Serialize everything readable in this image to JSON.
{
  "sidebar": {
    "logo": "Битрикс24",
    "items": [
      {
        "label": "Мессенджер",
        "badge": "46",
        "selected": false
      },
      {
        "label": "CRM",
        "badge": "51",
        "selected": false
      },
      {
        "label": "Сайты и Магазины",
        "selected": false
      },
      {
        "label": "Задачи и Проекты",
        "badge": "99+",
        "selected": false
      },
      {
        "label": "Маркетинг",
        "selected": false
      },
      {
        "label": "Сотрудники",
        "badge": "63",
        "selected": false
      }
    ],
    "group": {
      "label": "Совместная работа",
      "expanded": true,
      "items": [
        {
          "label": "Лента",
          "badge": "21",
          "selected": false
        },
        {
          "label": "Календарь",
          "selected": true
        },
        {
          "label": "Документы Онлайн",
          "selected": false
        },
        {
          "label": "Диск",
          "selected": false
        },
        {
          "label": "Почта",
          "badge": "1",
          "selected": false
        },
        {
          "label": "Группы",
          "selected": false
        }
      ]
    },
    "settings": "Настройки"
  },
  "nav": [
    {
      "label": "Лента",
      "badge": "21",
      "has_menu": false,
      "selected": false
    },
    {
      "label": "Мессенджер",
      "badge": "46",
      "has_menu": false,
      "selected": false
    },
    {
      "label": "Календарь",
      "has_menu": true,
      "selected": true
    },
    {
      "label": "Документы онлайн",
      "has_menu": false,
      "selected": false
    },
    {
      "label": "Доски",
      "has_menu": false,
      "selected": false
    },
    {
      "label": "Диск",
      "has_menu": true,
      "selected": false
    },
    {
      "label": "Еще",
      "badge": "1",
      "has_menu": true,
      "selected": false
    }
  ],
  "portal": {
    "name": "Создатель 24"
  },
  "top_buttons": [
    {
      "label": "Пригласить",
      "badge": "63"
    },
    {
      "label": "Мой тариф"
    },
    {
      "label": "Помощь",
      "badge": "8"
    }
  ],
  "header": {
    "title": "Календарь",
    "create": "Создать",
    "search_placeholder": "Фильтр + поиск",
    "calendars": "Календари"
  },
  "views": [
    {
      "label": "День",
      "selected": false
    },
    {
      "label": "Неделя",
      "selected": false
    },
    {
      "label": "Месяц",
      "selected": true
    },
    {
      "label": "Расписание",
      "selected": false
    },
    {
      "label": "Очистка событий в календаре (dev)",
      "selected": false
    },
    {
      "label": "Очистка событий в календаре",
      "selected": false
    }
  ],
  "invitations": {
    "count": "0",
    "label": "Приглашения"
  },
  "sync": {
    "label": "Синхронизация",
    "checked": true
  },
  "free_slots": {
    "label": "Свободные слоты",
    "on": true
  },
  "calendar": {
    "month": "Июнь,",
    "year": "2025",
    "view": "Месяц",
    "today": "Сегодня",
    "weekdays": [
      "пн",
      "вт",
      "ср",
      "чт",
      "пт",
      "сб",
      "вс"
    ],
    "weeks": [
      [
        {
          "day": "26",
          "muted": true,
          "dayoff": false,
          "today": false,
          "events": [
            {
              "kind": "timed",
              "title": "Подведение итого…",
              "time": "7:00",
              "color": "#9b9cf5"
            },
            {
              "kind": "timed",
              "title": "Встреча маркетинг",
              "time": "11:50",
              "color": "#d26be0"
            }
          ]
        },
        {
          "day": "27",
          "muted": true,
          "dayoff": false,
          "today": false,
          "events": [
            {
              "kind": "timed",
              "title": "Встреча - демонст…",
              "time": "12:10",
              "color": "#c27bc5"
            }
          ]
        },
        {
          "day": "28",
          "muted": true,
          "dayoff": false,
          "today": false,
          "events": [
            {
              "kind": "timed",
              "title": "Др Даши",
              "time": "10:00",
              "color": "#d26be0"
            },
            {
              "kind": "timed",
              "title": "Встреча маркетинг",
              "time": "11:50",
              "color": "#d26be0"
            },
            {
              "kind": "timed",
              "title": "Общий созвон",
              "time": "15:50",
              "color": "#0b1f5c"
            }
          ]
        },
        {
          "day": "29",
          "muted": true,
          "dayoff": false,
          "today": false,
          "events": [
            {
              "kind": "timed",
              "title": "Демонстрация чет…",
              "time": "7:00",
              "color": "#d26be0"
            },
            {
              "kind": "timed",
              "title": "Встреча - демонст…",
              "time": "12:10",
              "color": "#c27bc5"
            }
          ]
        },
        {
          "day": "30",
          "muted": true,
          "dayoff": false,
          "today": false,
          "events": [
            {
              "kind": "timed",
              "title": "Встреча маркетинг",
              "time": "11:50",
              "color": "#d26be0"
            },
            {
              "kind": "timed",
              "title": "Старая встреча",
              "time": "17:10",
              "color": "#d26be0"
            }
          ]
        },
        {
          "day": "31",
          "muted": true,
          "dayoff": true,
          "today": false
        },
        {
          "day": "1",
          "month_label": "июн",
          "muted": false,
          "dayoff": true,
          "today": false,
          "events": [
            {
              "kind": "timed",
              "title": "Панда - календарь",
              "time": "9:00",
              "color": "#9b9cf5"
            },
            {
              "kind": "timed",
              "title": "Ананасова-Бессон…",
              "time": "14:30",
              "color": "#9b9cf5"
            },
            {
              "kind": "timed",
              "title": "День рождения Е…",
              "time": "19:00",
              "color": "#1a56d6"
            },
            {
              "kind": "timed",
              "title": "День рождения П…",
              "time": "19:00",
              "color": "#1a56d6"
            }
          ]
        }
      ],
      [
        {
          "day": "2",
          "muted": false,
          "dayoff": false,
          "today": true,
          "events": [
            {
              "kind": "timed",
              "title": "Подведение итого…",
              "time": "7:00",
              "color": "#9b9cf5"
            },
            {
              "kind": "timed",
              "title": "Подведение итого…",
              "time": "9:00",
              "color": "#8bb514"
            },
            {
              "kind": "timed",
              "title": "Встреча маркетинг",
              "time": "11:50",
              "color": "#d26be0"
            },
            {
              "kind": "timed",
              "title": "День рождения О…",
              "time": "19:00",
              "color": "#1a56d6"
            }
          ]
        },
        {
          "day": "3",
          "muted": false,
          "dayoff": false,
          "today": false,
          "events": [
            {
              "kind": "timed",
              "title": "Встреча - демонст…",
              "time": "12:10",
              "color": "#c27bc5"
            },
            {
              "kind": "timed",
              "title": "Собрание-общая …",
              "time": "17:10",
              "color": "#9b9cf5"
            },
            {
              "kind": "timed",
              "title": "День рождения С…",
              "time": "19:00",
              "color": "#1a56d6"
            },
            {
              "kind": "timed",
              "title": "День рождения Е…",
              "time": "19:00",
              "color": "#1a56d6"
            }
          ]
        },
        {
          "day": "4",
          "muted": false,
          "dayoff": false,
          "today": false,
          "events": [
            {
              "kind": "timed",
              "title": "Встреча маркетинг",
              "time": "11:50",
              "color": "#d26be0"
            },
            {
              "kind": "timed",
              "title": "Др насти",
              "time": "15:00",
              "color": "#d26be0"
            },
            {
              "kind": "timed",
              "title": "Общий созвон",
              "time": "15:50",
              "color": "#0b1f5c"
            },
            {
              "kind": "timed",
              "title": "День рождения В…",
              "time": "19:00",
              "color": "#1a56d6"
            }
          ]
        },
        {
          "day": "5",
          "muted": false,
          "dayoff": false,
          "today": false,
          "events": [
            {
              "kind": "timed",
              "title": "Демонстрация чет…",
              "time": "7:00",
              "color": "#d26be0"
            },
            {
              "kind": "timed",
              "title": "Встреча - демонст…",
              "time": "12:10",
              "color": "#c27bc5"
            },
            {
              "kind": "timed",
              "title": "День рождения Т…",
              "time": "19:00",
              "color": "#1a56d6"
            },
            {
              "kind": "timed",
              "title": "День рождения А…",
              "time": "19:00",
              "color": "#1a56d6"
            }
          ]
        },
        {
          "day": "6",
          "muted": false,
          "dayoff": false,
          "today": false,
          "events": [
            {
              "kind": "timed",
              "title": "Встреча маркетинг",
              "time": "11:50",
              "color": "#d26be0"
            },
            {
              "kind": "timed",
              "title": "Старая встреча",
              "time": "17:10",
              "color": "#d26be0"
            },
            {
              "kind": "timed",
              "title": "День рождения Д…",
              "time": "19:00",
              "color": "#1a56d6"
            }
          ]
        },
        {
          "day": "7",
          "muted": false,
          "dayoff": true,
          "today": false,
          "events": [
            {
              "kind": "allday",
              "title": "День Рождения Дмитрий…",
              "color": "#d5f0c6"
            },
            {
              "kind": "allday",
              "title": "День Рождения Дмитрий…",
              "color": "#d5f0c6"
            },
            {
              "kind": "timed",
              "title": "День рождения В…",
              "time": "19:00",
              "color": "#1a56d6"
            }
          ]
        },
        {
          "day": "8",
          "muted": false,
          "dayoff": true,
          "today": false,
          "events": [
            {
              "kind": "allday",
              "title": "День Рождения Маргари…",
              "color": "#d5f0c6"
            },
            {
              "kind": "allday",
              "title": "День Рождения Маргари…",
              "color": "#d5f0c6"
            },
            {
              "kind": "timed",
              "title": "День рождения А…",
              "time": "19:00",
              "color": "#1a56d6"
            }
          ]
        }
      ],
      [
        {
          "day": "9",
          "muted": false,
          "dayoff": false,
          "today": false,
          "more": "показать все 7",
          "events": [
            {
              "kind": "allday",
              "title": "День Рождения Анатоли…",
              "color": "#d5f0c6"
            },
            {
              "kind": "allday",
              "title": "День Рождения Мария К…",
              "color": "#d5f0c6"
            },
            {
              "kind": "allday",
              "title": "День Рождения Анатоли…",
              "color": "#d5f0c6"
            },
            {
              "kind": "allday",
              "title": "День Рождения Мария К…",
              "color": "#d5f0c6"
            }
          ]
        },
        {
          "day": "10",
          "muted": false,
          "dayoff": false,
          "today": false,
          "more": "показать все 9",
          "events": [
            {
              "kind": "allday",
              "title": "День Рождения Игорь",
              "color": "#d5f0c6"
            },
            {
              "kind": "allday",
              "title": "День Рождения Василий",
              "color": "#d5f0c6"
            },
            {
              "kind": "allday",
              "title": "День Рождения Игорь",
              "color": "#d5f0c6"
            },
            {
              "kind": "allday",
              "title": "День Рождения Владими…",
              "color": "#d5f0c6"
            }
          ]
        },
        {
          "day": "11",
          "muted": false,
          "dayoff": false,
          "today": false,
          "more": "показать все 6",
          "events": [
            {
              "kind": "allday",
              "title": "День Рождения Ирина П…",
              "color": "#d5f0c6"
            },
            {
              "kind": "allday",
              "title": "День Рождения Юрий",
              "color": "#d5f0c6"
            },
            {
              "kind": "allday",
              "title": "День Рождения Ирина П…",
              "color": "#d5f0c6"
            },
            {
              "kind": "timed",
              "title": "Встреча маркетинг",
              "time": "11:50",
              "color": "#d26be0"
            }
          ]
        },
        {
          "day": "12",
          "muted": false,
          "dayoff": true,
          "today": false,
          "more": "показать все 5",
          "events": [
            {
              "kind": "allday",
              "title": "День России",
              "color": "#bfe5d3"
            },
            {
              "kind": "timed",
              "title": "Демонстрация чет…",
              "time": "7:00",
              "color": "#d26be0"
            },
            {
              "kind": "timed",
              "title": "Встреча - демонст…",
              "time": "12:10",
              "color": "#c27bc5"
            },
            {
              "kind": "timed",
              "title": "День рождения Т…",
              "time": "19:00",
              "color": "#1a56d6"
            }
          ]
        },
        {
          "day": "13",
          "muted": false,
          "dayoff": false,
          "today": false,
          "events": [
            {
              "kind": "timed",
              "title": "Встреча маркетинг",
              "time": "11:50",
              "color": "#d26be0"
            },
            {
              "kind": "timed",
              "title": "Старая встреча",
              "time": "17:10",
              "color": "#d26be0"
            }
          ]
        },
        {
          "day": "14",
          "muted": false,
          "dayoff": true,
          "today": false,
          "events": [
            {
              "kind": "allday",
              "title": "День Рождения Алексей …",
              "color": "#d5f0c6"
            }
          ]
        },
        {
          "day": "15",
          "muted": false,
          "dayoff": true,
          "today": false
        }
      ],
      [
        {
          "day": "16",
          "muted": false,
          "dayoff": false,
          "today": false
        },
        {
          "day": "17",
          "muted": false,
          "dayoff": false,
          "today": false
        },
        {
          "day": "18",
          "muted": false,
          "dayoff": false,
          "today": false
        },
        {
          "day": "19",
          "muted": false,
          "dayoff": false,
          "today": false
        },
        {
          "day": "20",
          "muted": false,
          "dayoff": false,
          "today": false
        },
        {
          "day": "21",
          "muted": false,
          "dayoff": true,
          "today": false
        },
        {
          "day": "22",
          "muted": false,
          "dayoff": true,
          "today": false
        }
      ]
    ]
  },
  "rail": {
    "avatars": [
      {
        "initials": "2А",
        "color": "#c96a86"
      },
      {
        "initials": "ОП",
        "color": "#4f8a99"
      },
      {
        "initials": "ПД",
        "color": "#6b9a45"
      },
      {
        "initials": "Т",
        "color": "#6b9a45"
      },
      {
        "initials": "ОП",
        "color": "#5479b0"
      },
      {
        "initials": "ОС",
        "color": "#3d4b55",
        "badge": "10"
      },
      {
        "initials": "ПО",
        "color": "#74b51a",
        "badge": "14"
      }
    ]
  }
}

- - -

# What the task requires:
Identify how many lines in the entries above contain the word "показать" and provide only that figure.

# Correct answer:
4